### Extracted data:
────────

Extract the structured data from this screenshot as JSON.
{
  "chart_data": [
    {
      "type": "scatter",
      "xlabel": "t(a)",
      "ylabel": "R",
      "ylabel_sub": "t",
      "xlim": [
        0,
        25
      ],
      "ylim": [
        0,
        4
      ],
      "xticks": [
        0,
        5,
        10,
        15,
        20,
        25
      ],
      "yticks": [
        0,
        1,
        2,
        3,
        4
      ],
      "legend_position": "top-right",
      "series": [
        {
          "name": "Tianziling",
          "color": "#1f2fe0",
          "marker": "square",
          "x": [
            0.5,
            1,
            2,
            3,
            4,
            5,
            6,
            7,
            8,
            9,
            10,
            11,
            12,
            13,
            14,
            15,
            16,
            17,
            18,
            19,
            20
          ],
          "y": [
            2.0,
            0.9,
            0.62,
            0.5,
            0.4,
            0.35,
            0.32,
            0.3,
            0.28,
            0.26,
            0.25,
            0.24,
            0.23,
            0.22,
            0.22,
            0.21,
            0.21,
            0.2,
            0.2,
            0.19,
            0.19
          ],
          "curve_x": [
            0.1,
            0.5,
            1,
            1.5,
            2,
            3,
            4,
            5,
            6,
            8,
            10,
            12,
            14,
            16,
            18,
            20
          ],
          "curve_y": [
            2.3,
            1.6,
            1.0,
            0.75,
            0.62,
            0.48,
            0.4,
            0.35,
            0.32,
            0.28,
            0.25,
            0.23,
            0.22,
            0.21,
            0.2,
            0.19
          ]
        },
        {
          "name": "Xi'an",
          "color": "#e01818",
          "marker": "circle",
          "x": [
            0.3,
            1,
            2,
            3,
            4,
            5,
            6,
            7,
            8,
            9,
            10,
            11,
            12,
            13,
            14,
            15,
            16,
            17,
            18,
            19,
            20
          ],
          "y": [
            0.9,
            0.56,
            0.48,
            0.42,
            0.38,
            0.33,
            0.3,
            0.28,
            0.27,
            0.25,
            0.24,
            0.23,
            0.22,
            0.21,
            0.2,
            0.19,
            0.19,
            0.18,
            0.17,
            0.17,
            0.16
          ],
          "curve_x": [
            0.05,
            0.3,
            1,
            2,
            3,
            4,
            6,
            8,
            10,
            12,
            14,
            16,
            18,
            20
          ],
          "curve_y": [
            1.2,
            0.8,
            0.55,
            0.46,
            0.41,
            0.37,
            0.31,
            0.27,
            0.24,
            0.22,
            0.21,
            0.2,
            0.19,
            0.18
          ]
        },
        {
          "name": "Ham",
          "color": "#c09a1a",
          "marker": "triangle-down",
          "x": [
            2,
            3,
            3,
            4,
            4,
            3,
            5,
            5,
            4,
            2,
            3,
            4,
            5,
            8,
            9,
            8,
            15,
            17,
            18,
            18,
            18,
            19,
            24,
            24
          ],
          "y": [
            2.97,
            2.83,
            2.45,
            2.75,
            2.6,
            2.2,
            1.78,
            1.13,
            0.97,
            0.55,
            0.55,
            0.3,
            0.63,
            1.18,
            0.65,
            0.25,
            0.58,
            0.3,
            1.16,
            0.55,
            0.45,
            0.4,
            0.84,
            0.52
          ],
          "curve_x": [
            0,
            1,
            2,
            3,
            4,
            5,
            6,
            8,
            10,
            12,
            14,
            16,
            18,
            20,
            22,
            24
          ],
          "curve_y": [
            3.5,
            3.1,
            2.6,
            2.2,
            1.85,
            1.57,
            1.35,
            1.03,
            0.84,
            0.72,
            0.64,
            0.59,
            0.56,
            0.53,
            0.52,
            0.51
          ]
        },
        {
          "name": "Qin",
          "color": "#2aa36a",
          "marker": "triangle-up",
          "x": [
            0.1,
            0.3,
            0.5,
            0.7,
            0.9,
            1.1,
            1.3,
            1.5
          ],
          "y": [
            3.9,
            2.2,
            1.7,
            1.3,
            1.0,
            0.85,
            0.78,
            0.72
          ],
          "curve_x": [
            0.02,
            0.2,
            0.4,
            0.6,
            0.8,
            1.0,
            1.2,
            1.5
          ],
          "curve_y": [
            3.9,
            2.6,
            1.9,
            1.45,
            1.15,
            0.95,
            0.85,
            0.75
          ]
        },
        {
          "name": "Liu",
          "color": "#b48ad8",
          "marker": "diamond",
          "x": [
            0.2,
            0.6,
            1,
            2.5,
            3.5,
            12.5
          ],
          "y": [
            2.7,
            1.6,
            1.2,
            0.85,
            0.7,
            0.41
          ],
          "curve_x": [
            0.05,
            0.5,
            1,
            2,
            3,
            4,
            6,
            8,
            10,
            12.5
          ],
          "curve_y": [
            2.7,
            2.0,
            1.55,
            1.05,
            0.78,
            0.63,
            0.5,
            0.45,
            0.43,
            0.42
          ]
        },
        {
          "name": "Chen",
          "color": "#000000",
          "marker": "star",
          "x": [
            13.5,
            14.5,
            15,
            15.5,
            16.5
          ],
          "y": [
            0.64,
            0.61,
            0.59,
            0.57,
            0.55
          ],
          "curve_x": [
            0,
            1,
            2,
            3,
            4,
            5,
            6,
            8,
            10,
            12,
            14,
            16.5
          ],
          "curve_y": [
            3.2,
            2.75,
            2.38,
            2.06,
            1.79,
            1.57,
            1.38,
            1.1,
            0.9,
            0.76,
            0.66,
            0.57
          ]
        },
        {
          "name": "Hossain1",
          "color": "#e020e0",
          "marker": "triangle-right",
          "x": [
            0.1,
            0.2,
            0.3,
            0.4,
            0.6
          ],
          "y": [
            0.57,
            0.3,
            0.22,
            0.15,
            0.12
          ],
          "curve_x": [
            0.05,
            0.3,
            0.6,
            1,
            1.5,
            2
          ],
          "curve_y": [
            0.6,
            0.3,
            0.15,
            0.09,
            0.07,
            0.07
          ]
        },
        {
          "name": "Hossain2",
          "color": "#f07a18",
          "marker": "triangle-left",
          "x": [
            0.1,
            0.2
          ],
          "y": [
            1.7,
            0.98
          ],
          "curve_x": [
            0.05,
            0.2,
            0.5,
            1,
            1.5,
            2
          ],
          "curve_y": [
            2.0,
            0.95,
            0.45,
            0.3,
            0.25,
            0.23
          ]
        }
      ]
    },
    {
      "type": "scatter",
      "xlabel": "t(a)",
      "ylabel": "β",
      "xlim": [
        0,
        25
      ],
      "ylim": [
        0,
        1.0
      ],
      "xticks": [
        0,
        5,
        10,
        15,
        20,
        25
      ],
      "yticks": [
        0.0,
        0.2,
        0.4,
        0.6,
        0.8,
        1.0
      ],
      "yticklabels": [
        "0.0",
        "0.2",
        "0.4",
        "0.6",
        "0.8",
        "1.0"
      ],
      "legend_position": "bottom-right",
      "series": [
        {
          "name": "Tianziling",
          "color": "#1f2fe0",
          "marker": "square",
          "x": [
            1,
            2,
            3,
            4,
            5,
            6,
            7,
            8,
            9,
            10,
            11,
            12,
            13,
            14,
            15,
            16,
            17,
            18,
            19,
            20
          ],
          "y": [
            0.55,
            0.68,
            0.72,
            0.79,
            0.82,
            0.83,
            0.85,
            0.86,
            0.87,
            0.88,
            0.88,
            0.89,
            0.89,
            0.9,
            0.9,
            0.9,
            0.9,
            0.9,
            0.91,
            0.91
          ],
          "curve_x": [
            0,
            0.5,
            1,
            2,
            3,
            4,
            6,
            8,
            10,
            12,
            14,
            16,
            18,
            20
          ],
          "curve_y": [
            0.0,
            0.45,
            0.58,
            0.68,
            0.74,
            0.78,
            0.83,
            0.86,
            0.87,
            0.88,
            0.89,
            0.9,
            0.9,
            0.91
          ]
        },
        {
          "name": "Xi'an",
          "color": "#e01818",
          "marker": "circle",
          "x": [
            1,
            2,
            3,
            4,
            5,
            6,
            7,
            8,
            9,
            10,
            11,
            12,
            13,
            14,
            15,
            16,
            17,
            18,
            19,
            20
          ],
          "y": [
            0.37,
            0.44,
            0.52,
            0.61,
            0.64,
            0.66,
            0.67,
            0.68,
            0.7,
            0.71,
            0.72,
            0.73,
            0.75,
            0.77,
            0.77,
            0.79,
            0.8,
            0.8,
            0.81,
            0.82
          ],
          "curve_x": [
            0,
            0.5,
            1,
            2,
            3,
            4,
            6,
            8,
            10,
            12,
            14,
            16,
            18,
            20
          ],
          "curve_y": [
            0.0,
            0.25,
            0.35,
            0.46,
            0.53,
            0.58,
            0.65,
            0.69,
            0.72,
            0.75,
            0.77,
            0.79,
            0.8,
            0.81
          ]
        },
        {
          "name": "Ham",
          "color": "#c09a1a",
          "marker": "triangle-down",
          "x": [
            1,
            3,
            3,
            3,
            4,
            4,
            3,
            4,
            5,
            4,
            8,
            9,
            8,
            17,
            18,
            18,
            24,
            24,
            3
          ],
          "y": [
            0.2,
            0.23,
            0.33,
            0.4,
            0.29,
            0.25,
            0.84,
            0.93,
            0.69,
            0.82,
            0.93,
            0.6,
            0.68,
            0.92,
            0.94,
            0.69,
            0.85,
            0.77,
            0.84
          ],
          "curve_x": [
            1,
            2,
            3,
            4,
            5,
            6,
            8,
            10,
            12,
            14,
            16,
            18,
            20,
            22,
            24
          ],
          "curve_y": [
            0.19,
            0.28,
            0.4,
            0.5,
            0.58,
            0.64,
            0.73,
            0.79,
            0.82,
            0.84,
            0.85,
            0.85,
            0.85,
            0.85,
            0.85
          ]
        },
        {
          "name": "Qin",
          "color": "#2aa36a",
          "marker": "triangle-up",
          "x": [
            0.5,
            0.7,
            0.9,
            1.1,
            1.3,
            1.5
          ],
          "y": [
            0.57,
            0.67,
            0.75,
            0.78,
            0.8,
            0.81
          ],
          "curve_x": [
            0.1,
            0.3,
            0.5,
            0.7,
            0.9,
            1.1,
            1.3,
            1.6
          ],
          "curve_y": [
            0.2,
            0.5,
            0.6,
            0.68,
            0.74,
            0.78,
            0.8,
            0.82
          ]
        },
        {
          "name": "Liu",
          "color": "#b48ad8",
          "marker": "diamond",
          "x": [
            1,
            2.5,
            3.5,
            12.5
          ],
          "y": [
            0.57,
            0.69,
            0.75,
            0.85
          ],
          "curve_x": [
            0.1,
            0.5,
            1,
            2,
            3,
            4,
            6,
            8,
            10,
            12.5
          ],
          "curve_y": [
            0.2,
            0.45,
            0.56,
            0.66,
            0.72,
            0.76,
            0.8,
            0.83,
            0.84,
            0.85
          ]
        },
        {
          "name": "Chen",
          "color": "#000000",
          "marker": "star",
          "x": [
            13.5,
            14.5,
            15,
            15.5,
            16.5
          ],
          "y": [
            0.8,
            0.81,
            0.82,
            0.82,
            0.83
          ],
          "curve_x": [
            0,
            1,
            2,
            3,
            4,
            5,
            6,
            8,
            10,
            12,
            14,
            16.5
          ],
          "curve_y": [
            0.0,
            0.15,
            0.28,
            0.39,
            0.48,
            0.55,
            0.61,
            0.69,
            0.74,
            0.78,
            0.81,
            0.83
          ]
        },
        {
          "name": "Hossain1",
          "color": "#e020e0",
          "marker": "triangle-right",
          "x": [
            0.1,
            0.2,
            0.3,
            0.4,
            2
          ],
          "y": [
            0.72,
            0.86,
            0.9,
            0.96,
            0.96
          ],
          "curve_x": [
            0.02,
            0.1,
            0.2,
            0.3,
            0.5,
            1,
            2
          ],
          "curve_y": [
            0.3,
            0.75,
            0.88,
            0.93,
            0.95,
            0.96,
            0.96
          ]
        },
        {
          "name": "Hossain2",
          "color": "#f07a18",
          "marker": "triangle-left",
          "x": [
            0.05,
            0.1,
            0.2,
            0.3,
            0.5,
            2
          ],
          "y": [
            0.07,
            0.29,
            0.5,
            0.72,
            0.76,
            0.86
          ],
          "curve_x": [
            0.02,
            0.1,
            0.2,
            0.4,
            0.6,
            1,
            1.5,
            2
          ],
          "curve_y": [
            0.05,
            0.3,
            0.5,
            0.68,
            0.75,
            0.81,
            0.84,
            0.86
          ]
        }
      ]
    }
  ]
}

────────

### Task description:
Gather up the lines containing the word "right" from these records and copy them.

### Output of the task:
      "legend_position": "top-right",
          "marker": "triangle-right",
      "legend_position": "bottom-right",
          "marker": "triangle-right",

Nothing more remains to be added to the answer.